• [What you are asked to do]: Copy out the listing in full, exactly as written, but not its pictures.

════════════════════

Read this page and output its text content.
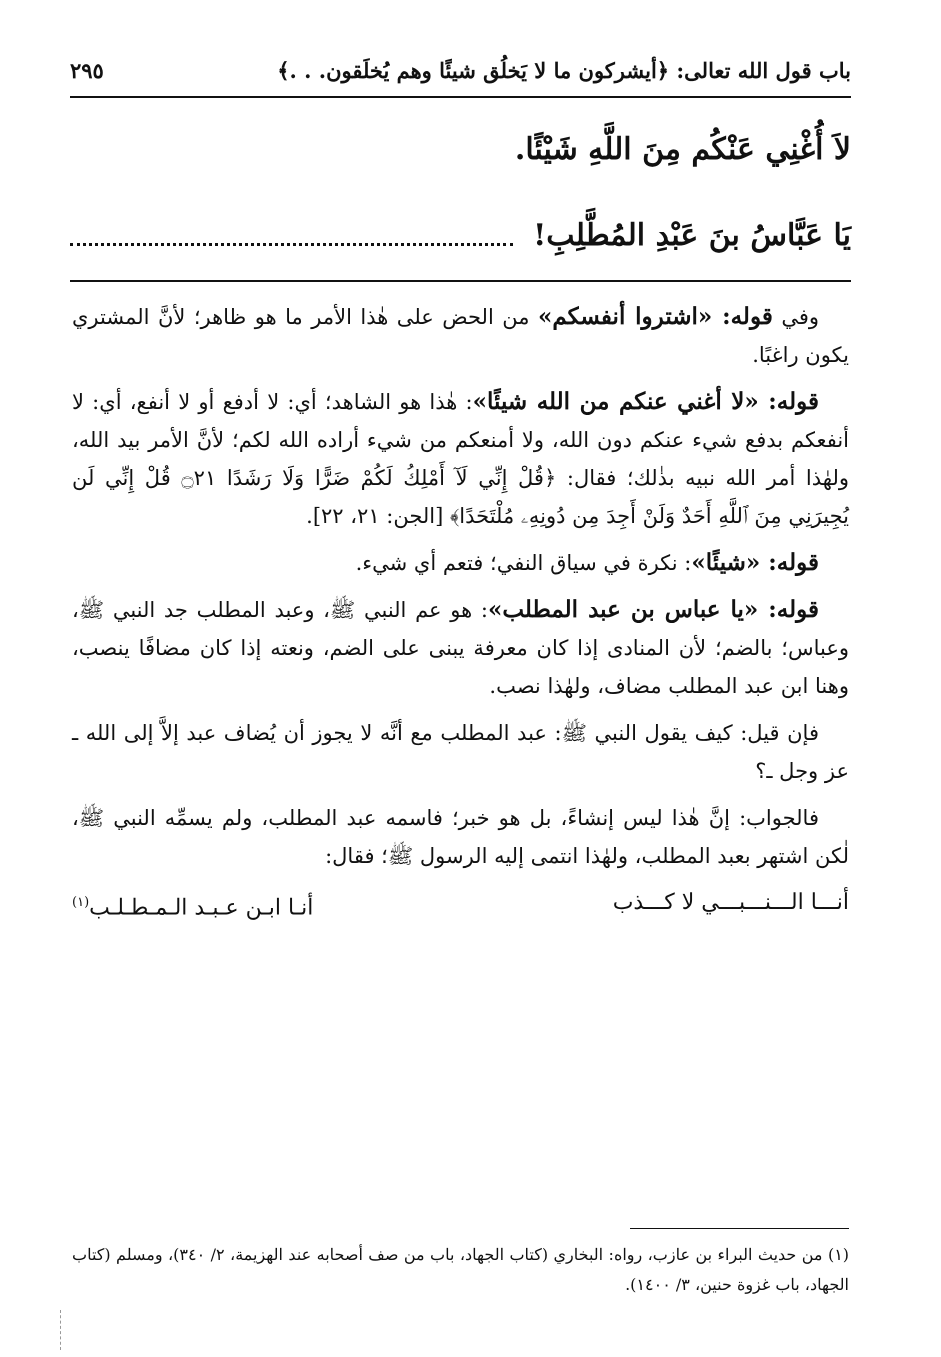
باب قول الله تعالى: ﴿أيشركون ما لا يَخلُق شيئًا وهم يُخلَقون. . .﴾
٢٩٥
لاَ أُغْنِي عَنْكُم مِنَ اللَّهِ شَيْئًا.
يَا عَبَّاسُ بنَ عَبْدِ المُطَّلِبِ!

وفي قوله: «اشتروا أنفسكم» من الحض على هٰذا الأمر ما هو ظاهر؛ لأنَّ المشتري يكون راغبًا.

قوله: «لا أغني عنكم من الله شيئًا»: هٰذا هو الشاهد؛ أي: لا أدفع أو لا أنفع، أي: لا أنفعكم بدفع شيء عنكم دون الله، ولا أمنعكم من شيء أراده الله لكم؛ لأنَّ الأمر بيد الله، ولهٰذا أمر الله نبيه بذٰلك؛ فقال: ﴿قُلْ إِنِّي لَآ أَمْلِكُ لَكُمْ ضَرًّا وَلَا رَشَدًا ۝٢١ قُلْ إِنِّي لَن يُجِيرَنِي مِنَ ٱللَّهِ أَحَدٌ وَلَنْ أَجِدَ مِن دُونِهِۦ مُلْتَحَدًا﴾ [الجن: ٢١، ٢٢].

قوله: «شيئًا»: نكرة في سياق النفي؛ فتعم أي شيء.

قوله: «يا عباس بن عبد المطلب»: هو عم النبي ﷺ، وعبد المطلب جد النبي ﷺ، وعباس؛ بالضم؛ لأن المنادى إذا كان معرفة يبنى على الضم، ونعته إذا كان مضافًا ينصب، وهنا ابن عبد المطلب مضاف، ولهٰذا نصب.

فإن قيل: كيف يقول النبي ﷺ: عبد المطلب مع أنَّه لا يجوز أن يُضاف عبد إلاَّ إلى الله ـ عز وجل ـ؟

فالجواب: إنَّ هٰذا ليس إنشاءً، بل هو خبر؛ فاسمه عبد المطلب، ولم يسمِّه النبي ﷺ، لٰكن اشتهر بعبد المطلب، ولهٰذا انتمى إليه الرسول ﷺ؛ فقال:

أنـــا الـــنـــبـــي لا كـــذب
أنـا ابـن عـبـد الـمـطـلـب$^{(١)}$
(١) من حديث البراء بن عازب، رواه: البخاري (كتاب الجهاد، باب من صف أصحابه عند الهزيمة، ٢/ ٣٤٠)، ومسلم (كتاب الجهاد، باب غزوة حنين، ٣/ ١٤٠٠).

════════════════════

• [Answer to this task]:
Read this page and output its text content.
باب قول الله تعالى: ﴿أيشركون ما لا يَخلُق شيئًا وهم يُخلَقون. . .﴾
٢٩٥
لاَ أُغْنِي عَنْكُم مِنَ اللَّهِ شَيْئًا.
يَا عَبَّاسُ بنَ عَبْدِ المُطَّلِبِ!

وفي قوله: «اشتروا أنفسكم» من الحض على هٰذا الأمر ما هو ظاهر؛ لأنَّ المشتري يكون راغبًا.

قوله: «لا أغني عنكم من الله شيئًا»: هٰذا هو الشاهد؛ أي: لا أدفع أو لا أنفع، أي: لا أنفعكم بدفع شيء عنكم دون الله، ولا أمنعكم من شيء أراده الله لكم؛ لأنَّ الأمر بيد الله، ولهٰذا أمر الله نبيه بذٰلك؛ فقال: ﴿قُلْ إِنِّي لَآ أَمْلِكُ لَكُمْ ضَرًّا وَلَا رَشَدًا ۝٢١ قُلْ إِنِّي لَن يُجِيرَنِي مِنَ ٱللَّهِ أَحَدٌ وَلَنْ أَجِدَ مِن دُونِهِۦ مُلْتَحَدًا﴾ [الجن: ٢١، ٢٢].

قوله: «شيئًا»: نكرة في سياق النفي؛ فتعم أي شيء.

قوله: «يا عباس بن عبد المطلب»: هو عم النبي ﷺ، وعبد المطلب جد النبي ﷺ، وعباس؛ بالضم؛ لأن المنادى إذا كان معرفة يبنى على الضم، ونعته إذا كان مضافًا ينصب، وهنا ابن عبد المطلب مضاف، ولهٰذا نصب.

فإن قيل: كيف يقول النبي ﷺ: عبد المطلب مع أنَّه لا يجوز أن يُضاف عبد إلاَّ إلى الله ـ عز وجل ـ؟

فالجواب: إنَّ هٰذا ليس إنشاءً، بل هو خبر؛ فاسمه عبد المطلب، ولم يسمِّه النبي ﷺ، لٰكن اشتهر بعبد المطلب، ولهٰذا انتمى إليه الرسول ﷺ؛ فقال:

أنـــا الـــنـــبـــي لا كـــذب
أنـا ابـن عـبـد الـمـطـلـب$^{(١)}$
(١) من حديث البراء بن عازب، رواه: البخاري (كتاب الجهاد، باب من صف أصحابه عند الهزيمة، ٢/ ٣٤٠)، ومسلم (كتاب الجهاد، باب غزوة حنين، ٣/ ١٤٠٠).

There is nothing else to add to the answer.